EXERCISE DETAILS
Go through the data below. List every line that holds the word "width".

[Dataset records]

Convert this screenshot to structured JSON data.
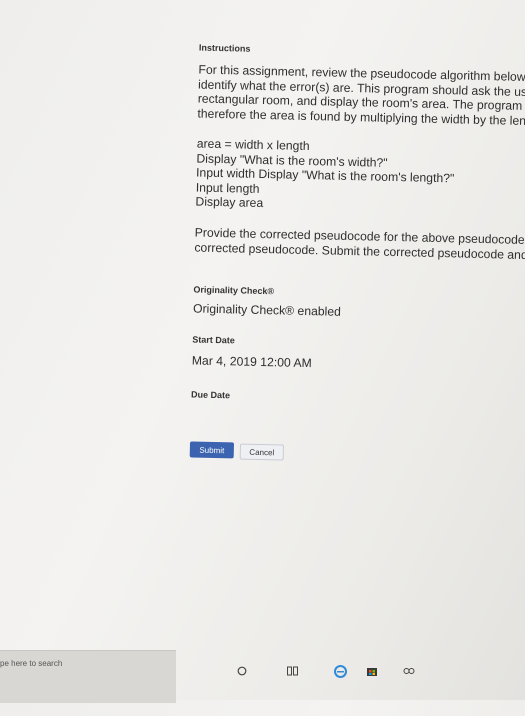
{
  "instructions": {
    "heading": "Instructions",
    "para1": [
      "For this assignment, review the pseudocode algorithm below. The algorithm has an error,",
      "identify what the error(s) are. This program should ask the user for the length and width of the",
      "rectangular room, and display the room's area.  The program assumes the room is rectangular",
      "therefore the area is found by multiplying the width by the length."
    ],
    "code": [
      "area = width x length",
      "Display \"What is the room's width?\"",
      "Input width Display \"What is the room's length?\"",
      "Input length",
      "Display area"
    ],
    "para2": [
      "Provide the corrected pseudocode for the above pseudocode. Then create a flow chart for the",
      "corrected pseudocode. Submit the corrected pseudocode and the flowchart."
    ]
  },
  "originality": {
    "label": "Originality Check®",
    "value": "Originality Check® enabled"
  },
  "start_date": {
    "label": "Start Date",
    "value": "Mar 4, 2019 12:00 AM"
  },
  "due_date": {
    "label": "Due Date"
  },
  "buttons": {
    "submit": "Submit",
    "cancel": "Cancel"
  },
  "taskbar": {
    "search_placeholder": "ype here to search"
  },
  "colors": {
    "submit_bg": "#3b63b0",
    "cancel_bg": "#eef0f4",
    "edge_icon": "#2f8ad8"
  },
  "icons": [
    "cortana-icon",
    "task-view-icon",
    "edge-browser-icon",
    "store-icon",
    "people-icon"
  ]
}
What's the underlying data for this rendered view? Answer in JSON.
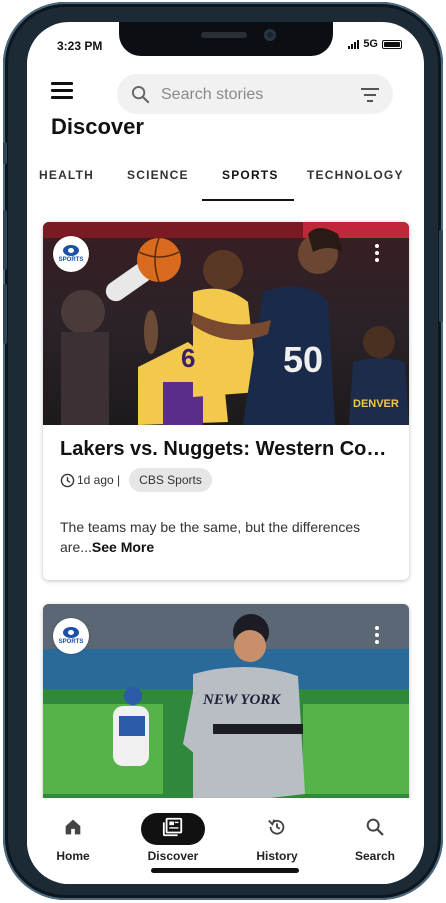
{
  "status_bar": {
    "time": "3:23 PM",
    "network": "5G"
  },
  "search": {
    "placeholder": "Search stories"
  },
  "page_title": "Discover",
  "tabs": [
    {
      "label": "HEALTH"
    },
    {
      "label": "SCIENCE"
    },
    {
      "label": "SPORTS",
      "active": true
    },
    {
      "label": "TECHNOLOGY"
    }
  ],
  "articles": [
    {
      "source_logo_text": "SPORTS",
      "headline": "Lakers vs. Nuggets: Western Conference Finals",
      "time_ago": "1d ago |",
      "source": "CBS Sports",
      "snippet": "The teams may be the same, but the differences are...",
      "see_more": "See More",
      "jersey_numbers": [
        "6",
        "50"
      ],
      "jersey_text": "DENVER"
    },
    {
      "source_logo_text": "SPORTS",
      "jersey_text": "NEW YORK"
    }
  ],
  "bottom_nav": [
    {
      "label": "Home",
      "icon": "home-icon"
    },
    {
      "label": "Discover",
      "icon": "newspaper-icon",
      "active": true
    },
    {
      "label": "History",
      "icon": "history-icon"
    },
    {
      "label": "Search",
      "icon": "search-icon"
    }
  ],
  "colors": {
    "accent": "#111111",
    "chip_bg": "#e6e6e6",
    "search_bg": "#f1f1f1",
    "logo_blue": "#1c4fa8"
  }
}
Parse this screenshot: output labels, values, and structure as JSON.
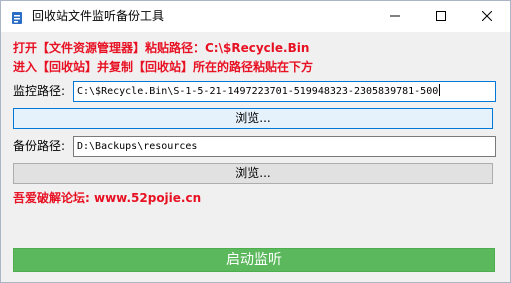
{
  "window": {
    "title": "回收站文件监听备份工具"
  },
  "instructions": {
    "line1": "打开【文件资源管理器】粘贴路径：C:\\$Recycle.Bin",
    "line2": "进入【回收站】并复制【回收站】所在的路径粘贴在下方"
  },
  "monitor": {
    "label": "监控路径:",
    "value": "C:\\$Recycle.Bin\\S-1-5-21-1497223701-519948323-2305839781-500",
    "browse_label": "浏览..."
  },
  "backup": {
    "label": "备份路径:",
    "value": "D:\\Backups\\resources",
    "browse_label": "浏览..."
  },
  "forum": {
    "text": "吾爱破解论坛:  www.52pojie.cn"
  },
  "actions": {
    "start_label": "启动监听"
  },
  "colors": {
    "instruction_red": "#e81123",
    "start_green": "#5cb85c",
    "focus_blue": "#0078d7"
  },
  "icons": {
    "app": "recycle-bin-icon",
    "minimize": "minimize-icon",
    "maximize": "maximize-icon",
    "close": "close-icon"
  }
}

ANSWER TO THIS EXERCISE
      "identify what the error(s) are. This program should ask the user for the length and width of the",
      "therefore the area is found by multiplying the width by the length."
      "area = width x length",
      "Display \"What is the room's width?\"",
      "Input width Display \"What is the room's length?\"",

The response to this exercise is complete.